-- Instructions to follow --
Skip the images and return the records below exactly.

-- Exercise material --
______

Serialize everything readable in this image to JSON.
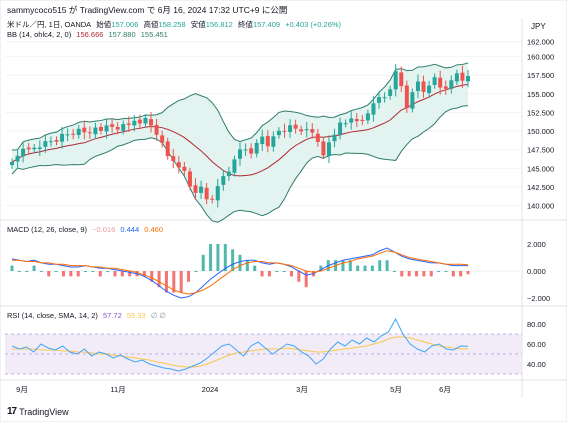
{
  "header": {
    "author_line": "sammycoco515 が TradingView.com で 6月 16, 2024 17:32 UTC+9 に公開"
  },
  "symbol_legend": {
    "name": "米ドル／円, 1日, OANDA",
    "open_label": "始値",
    "open": "157.006",
    "high_label": "高値",
    "high": "158.258",
    "low_label": "安値",
    "low": "156.812",
    "close_label": "終値",
    "close": "157.409",
    "change": "+0.403 (+0.26%)"
  },
  "bb_legend": {
    "name": "BB (14, ohlc4, 2, 0)",
    "basis": "156.666",
    "upper": "157.880",
    "lower": "155.451"
  },
  "macd_legend": {
    "name": "MACD (12, 26, close, 9)",
    "hist": "−0.016",
    "macd": "0.444",
    "signal": "0.460"
  },
  "rsi_legend": {
    "name": "RSI (14, close, SMA, 14, 2)",
    "rsi": "57.72",
    "ma": "55.33",
    "extra": "∅ ∅"
  },
  "currency": "JPY",
  "price_axis": [
    "162.000",
    "160.000",
    "157.500",
    "155.000",
    "152.500",
    "150.000",
    "147.500",
    "145.000",
    "142.500",
    "140.000"
  ],
  "macd_axis": [
    "2.000",
    "0.000",
    "−2.000"
  ],
  "rsi_axis": [
    "80.00",
    "60.00",
    "40.00"
  ],
  "time_axis": [
    "9月",
    "11月",
    "2024",
    "3月",
    "5月",
    "6月"
  ],
  "footer": {
    "brand": "TradingView"
  },
  "colors": {
    "up": "#26a69a",
    "down": "#ef5350",
    "bb_band": "#2e7d6a",
    "bb_basis": "#b22833",
    "macd": "#2962ff",
    "signal": "#ff6d00",
    "rsi": "#7e57c2",
    "rsi_fill": "#ede7f6"
  },
  "chart_data": {
    "type": "candlestick",
    "ylim": [
      139,
      162.5
    ],
    "x": [
      "9月",
      "11月",
      "2024",
      "3月",
      "5月",
      "6月"
    ],
    "price_path": [
      146.2,
      146.8,
      147.5,
      147.2,
      148.0,
      147.8,
      148.4,
      149.0,
      148.7,
      149.5,
      149.2,
      149.8,
      150.3,
      149.6,
      150.1,
      150.6,
      149.9,
      150.4,
      150.8,
      150.2,
      150.7,
      151.2,
      151.5,
      150.9,
      151.4,
      151.0,
      149.5,
      148.2,
      147.0,
      146.1,
      145.0,
      144.3,
      142.8,
      141.7,
      142.3,
      141.2,
      140.9,
      142.5,
      143.6,
      144.8,
      146.2,
      147.3,
      147.9,
      147.1,
      148.3,
      148.9,
      148.2,
      149.3,
      149.8,
      150.4,
      150.9,
      150.2,
      149.6,
      150.5,
      149.8,
      148.3,
      147.1,
      148.6,
      149.4,
      150.8,
      151.3,
      151.7,
      151.1,
      151.8,
      152.5,
      153.6,
      154.2,
      154.8,
      155.6,
      157.8,
      156.4,
      153.2,
      155.1,
      156.3,
      155.5,
      156.1,
      157.0,
      156.2,
      155.8,
      156.7,
      157.4,
      157.0,
      157.4
    ],
    "macd_path": [
      0.9,
      0.8,
      0.7,
      0.8,
      0.6,
      0.5,
      0.5,
      0.4,
      0.3,
      0.3,
      0.4,
      0.3,
      0.2,
      0.2,
      0.1,
      0.0,
      -0.1,
      -0.2,
      -0.4,
      -0.7,
      -1.1,
      -1.5,
      -1.8,
      -2.0,
      -1.9,
      -1.6,
      -1.1,
      -0.6,
      -0.2,
      0.2,
      0.5,
      0.7,
      0.8,
      0.8,
      0.6,
      0.5,
      0.6,
      0.5,
      0.3,
      0.0,
      -0.3,
      -0.2,
      0.1,
      0.4,
      0.6,
      0.8,
      0.9,
      1.0,
      1.1,
      1.2,
      1.5,
      1.7,
      1.4,
      1.1,
      0.9,
      0.8,
      0.7,
      0.6,
      0.6,
      0.5,
      0.4,
      0.4,
      0.4
    ],
    "signal_path": [
      0.8,
      0.8,
      0.7,
      0.7,
      0.6,
      0.6,
      0.5,
      0.5,
      0.4,
      0.4,
      0.4,
      0.3,
      0.3,
      0.2,
      0.2,
      0.1,
      0.0,
      -0.1,
      -0.3,
      -0.5,
      -0.8,
      -1.1,
      -1.4,
      -1.6,
      -1.7,
      -1.6,
      -1.4,
      -1.1,
      -0.7,
      -0.3,
      0.1,
      0.4,
      0.6,
      0.7,
      0.7,
      0.6,
      0.6,
      0.5,
      0.4,
      0.2,
      0.0,
      -0.1,
      0.0,
      0.2,
      0.4,
      0.6,
      0.7,
      0.9,
      1.0,
      1.1,
      1.3,
      1.5,
      1.4,
      1.2,
      1.0,
      0.9,
      0.8,
      0.7,
      0.6,
      0.5,
      0.5,
      0.5,
      0.46
    ],
    "rsi_path": [
      58,
      55,
      57,
      52,
      60,
      56,
      54,
      58,
      52,
      50,
      55,
      48,
      52,
      50,
      46,
      49,
      45,
      42,
      44,
      40,
      38,
      36,
      35,
      33,
      35,
      38,
      41,
      46,
      52,
      58,
      60,
      54,
      48,
      58,
      62,
      56,
      50,
      55,
      60,
      58,
      52,
      48,
      40,
      45,
      55,
      62,
      58,
      64,
      60,
      66,
      62,
      68,
      72,
      85,
      70,
      60,
      55,
      52,
      58,
      60,
      55,
      54,
      58,
      57.7
    ],
    "rsi_ma_path": [
      55,
      55,
      55,
      55,
      54,
      54,
      54,
      53,
      53,
      52,
      52,
      51,
      50,
      50,
      49,
      48,
      47,
      46,
      45,
      44,
      42,
      41,
      39,
      38,
      37,
      37,
      38,
      40,
      43,
      46,
      49,
      51,
      52,
      53,
      54,
      55,
      55,
      55,
      56,
      55,
      54,
      53,
      52,
      52,
      53,
      54,
      55,
      56,
      57,
      58,
      60,
      62,
      65,
      67,
      67,
      66,
      64,
      62,
      60,
      58,
      57,
      56,
      55,
      55.3
    ]
  }
}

______

-- Written solution --
Serialize everything readable in this image to JSON.
{
  "header": {
    "author_line": "sammycoco515 が TradingView.com で 6月 16, 2024 17:32 UTC+9 に公開"
  },
  "symbol_legend": {
    "name": "米ドル／円, 1日, OANDA",
    "open_label": "始値",
    "open": "157.006",
    "high_label": "高値",
    "high": "158.258",
    "low_label": "安値",
    "low": "156.812",
    "close_label": "終値",
    "close": "157.409",
    "change": "+0.403 (+0.26%)"
  },
  "bb_legend": {
    "name": "BB (14, ohlc4, 2, 0)",
    "basis": "156.666",
    "upper": "157.880",
    "lower": "155.451"
  },
  "macd_legend": {
    "name": "MACD (12, 26, close, 9)",
    "hist": "−0.016",
    "macd": "0.444",
    "signal": "0.460"
  },
  "rsi_legend": {
    "name": "RSI (14, close, SMA, 14, 2)",
    "rsi": "57.72",
    "ma": "55.33",
    "extra": "∅ ∅"
  },
  "currency": "JPY",
  "price_axis": [
    "162.000",
    "160.000",
    "157.500",
    "155.000",
    "152.500",
    "150.000",
    "147.500",
    "145.000",
    "142.500",
    "140.000"
  ],
  "macd_axis": [
    "2.000",
    "0.000",
    "−2.000"
  ],
  "rsi_axis": [
    "80.00",
    "60.00",
    "40.00"
  ],
  "time_axis": [
    "9月",
    "11月",
    "2024",
    "3月",
    "5月",
    "6月"
  ],
  "footer": {
    "brand": "TradingView"
  },
  "colors": {
    "up": "#26a69a",
    "down": "#ef5350",
    "bb_band": "#2e7d6a",
    "bb_basis": "#b22833",
    "macd": "#2962ff",
    "signal": "#ff6d00",
    "rsi": "#7e57c2",
    "rsi_fill": "#ede7f6"
  },
  "chart_data": {
    "type": "candlestick",
    "ylim": [
      139,
      162.5
    ],
    "x": [
      "9月",
      "11月",
      "2024",
      "3月",
      "5月",
      "6月"
    ],
    "price_path": [
      146.2,
      146.8,
      147.5,
      147.2,
      148.0,
      147.8,
      148.4,
      149.0,
      148.7,
      149.5,
      149.2,
      149.8,
      150.3,
      149.6,
      150.1,
      150.6,
      149.9,
      150.4,
      150.8,
      150.2,
      150.7,
      151.2,
      151.5,
      150.9,
      151.4,
      151.0,
      149.5,
      148.2,
      147.0,
      146.1,
      145.0,
      144.3,
      142.8,
      141.7,
      142.3,
      141.2,
      140.9,
      142.5,
      143.6,
      144.8,
      146.2,
      147.3,
      147.9,
      147.1,
      148.3,
      148.9,
      148.2,
      149.3,
      149.8,
      150.4,
      150.9,
      150.2,
      149.6,
      150.5,
      149.8,
      148.3,
      147.1,
      148.6,
      149.4,
      150.8,
      151.3,
      151.7,
      151.1,
      151.8,
      152.5,
      153.6,
      154.2,
      154.8,
      155.6,
      157.8,
      156.4,
      153.2,
      155.1,
      156.3,
      155.5,
      156.1,
      157.0,
      156.2,
      155.8,
      156.7,
      157.4,
      157.0,
      157.4
    ],
    "macd_path": [
      0.9,
      0.8,
      0.7,
      0.8,
      0.6,
      0.5,
      0.5,
      0.4,
      0.3,
      0.3,
      0.4,
      0.3,
      0.2,
      0.2,
      0.1,
      0.0,
      -0.1,
      -0.2,
      -0.4,
      -0.7,
      -1.1,
      -1.5,
      -1.8,
      -2.0,
      -1.9,
      -1.6,
      -1.1,
      -0.6,
      -0.2,
      0.2,
      0.5,
      0.7,
      0.8,
      0.8,
      0.6,
      0.5,
      0.6,
      0.5,
      0.3,
      0.0,
      -0.3,
      -0.2,
      0.1,
      0.4,
      0.6,
      0.8,
      0.9,
      1.0,
      1.1,
      1.2,
      1.5,
      1.7,
      1.4,
      1.1,
      0.9,
      0.8,
      0.7,
      0.6,
      0.6,
      0.5,
      0.4,
      0.4,
      0.4
    ],
    "signal_path": [
      0.8,
      0.8,
      0.7,
      0.7,
      0.6,
      0.6,
      0.5,
      0.5,
      0.4,
      0.4,
      0.4,
      0.3,
      0.3,
      0.2,
      0.2,
      0.1,
      0.0,
      -0.1,
      -0.3,
      -0.5,
      -0.8,
      -1.1,
      -1.4,
      -1.6,
      -1.7,
      -1.6,
      -1.4,
      -1.1,
      -0.7,
      -0.3,
      0.1,
      0.4,
      0.6,
      0.7,
      0.7,
      0.6,
      0.6,
      0.5,
      0.4,
      0.2,
      0.0,
      -0.1,
      0.0,
      0.2,
      0.4,
      0.6,
      0.7,
      0.9,
      1.0,
      1.1,
      1.3,
      1.5,
      1.4,
      1.2,
      1.0,
      0.9,
      0.8,
      0.7,
      0.6,
      0.5,
      0.5,
      0.5,
      0.46
    ],
    "rsi_path": [
      58,
      55,
      57,
      52,
      60,
      56,
      54,
      58,
      52,
      50,
      55,
      48,
      52,
      50,
      46,
      49,
      45,
      42,
      44,
      40,
      38,
      36,
      35,
      33,
      35,
      38,
      41,
      46,
      52,
      58,
      60,
      54,
      48,
      58,
      62,
      56,
      50,
      55,
      60,
      58,
      52,
      48,
      40,
      45,
      55,
      62,
      58,
      64,
      60,
      66,
      62,
      68,
      72,
      85,
      70,
      60,
      55,
      52,
      58,
      60,
      55,
      54,
      58,
      57.7
    ],
    "rsi_ma_path": [
      55,
      55,
      55,
      55,
      54,
      54,
      54,
      53,
      53,
      52,
      52,
      51,
      50,
      50,
      49,
      48,
      47,
      46,
      45,
      44,
      42,
      41,
      39,
      38,
      37,
      37,
      38,
      40,
      43,
      46,
      49,
      51,
      52,
      53,
      54,
      55,
      55,
      55,
      56,
      55,
      54,
      53,
      52,
      52,
      53,
      54,
      55,
      56,
      57,
      58,
      60,
      62,
      65,
      67,
      67,
      66,
      64,
      62,
      60,
      58,
      57,
      56,
      55,
      55.3
    ]
  }
}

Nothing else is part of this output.